Problems to work on »
• A. Which passage from Romans does the text on rejoicing in trials quote?
• B. Continue the passage on rejoicing in trials from where it stops.

Text block »

__________

How do you react when trials come on you? Some people get angry. Maybe they get angry with themselves for messing up. Maybe they get angry with others and respond with vengeance. Maybe they give in to the trial and get depressed. Maybe they feel sorry for themselves. Maybe they fight the trial, seeking to overcome it. Some throw up their hands and give up. Many say “why me?” But few of us are happy for our trials. They are painful and undesirable. Why should we want to go through them? But a Christian can glory in tribulations – “but we also glory in tribulations, knowing that tribulation produces perseverance; and perseverance, character; and character, hope” (Rom 5:3-4). A similar passage is in James 1:2-4 “My brethren, count it all joy when you fall into various trials, knowing that the testing of your faith produces patience. But let patience have its perfect work, that you may be perfect and complete, lacking nothing.”
I understand that there are at least two reasons for rejoicing in our trials. First, we realize that God is working on us to develop the characteristics that he wants us to have. Without trials, we stay where we are and do not grow. Trials have the potential to change us into what He wants us to be. He wants us to be loving, patient, compassionate, gentle, unselfish, humble, etc. – many characteristics that we don’t usually start off with. We can be joyful that God loves us and is making us into the image of His son. 2 Cor 4:16-17 “Therefore we do not lose heart. Even though our outward man is perishing, yet the inward man is being renewed day by day. For our light affliction, which is but for a moment, is working for us a far more exceeding and eternal weight of glory.” We are being purified like the Levites. Malachi 3:2-3 “But who can endure the day of His coming? And who can stand when He appears? For He is like a refiner’s fire and like launderers’ soap. He will sit as a refiner and a purifier of silver; He will purify the sons of Levi, and purge them as gold and silver, that they may offer to the Lord an offering in righteousness.” God wants us to be righteous like Himself and His son, Jesus Christ.

__________

Record excerpts »
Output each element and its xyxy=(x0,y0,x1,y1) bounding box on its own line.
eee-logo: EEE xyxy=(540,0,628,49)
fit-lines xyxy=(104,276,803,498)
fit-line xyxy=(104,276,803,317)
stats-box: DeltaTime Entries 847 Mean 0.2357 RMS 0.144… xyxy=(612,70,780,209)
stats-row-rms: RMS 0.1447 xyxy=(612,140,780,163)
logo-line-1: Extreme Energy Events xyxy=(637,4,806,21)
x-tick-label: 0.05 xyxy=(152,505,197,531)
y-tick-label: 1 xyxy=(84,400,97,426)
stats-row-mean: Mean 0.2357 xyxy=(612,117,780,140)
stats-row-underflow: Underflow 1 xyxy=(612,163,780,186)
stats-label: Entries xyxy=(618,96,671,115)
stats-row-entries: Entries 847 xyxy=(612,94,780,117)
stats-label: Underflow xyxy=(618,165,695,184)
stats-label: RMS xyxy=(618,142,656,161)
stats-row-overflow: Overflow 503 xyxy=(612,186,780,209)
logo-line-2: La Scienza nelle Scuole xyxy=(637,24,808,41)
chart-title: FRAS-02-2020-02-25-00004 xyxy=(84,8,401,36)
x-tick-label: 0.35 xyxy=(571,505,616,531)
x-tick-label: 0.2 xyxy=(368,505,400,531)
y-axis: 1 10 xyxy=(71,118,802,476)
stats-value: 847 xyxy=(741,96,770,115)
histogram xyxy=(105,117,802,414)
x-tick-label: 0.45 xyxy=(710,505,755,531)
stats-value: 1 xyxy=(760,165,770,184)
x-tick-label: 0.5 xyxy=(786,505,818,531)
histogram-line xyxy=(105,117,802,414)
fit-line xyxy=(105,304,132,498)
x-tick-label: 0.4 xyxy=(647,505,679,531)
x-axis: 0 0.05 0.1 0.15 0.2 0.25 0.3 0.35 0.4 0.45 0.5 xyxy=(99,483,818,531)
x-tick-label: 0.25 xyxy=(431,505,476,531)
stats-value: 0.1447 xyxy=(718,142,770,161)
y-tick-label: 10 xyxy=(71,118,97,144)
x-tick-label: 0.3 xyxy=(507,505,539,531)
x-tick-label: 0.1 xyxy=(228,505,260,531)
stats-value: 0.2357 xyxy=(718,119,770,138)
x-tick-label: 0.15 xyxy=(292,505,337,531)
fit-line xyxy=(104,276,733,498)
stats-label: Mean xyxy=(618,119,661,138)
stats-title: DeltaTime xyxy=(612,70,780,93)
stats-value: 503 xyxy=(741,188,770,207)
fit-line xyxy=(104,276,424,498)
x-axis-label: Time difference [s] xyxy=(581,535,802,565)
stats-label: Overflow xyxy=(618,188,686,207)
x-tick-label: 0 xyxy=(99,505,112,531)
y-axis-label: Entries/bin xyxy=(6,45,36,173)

__________

Results for each task »
• A. Romans 5:3-4.

• B.
A second reason is that God wants us to depend on Him rather than on our strength. The apostle Paul experienced a “thorn in the flesh”. He pleaded with the Lord three times to have it taken away. 2 Co 12:9-10 “And He said to me, ‘My grace is sufficient for you, for My strength is made perfect in weakness.’ Therefore most gladly I will rather boast in my infirmities, that the power of Christ may rest upon me. Therefore I take pleasure in infirmities, in reproaches, in needs, in persecutions, in distresses, for Christ’s sake. For when I am weak, then I am strong.” Phil 4:13 “I can do all things through Christ who strengthens me.” God wants our trust and dependence to be in Him and Jesus Christ and not in ourselves.
It requires strong faith that God is using our trials to develop our trust in Him and to make us more like Him. But let us rejoice that we can trust Him through our trials.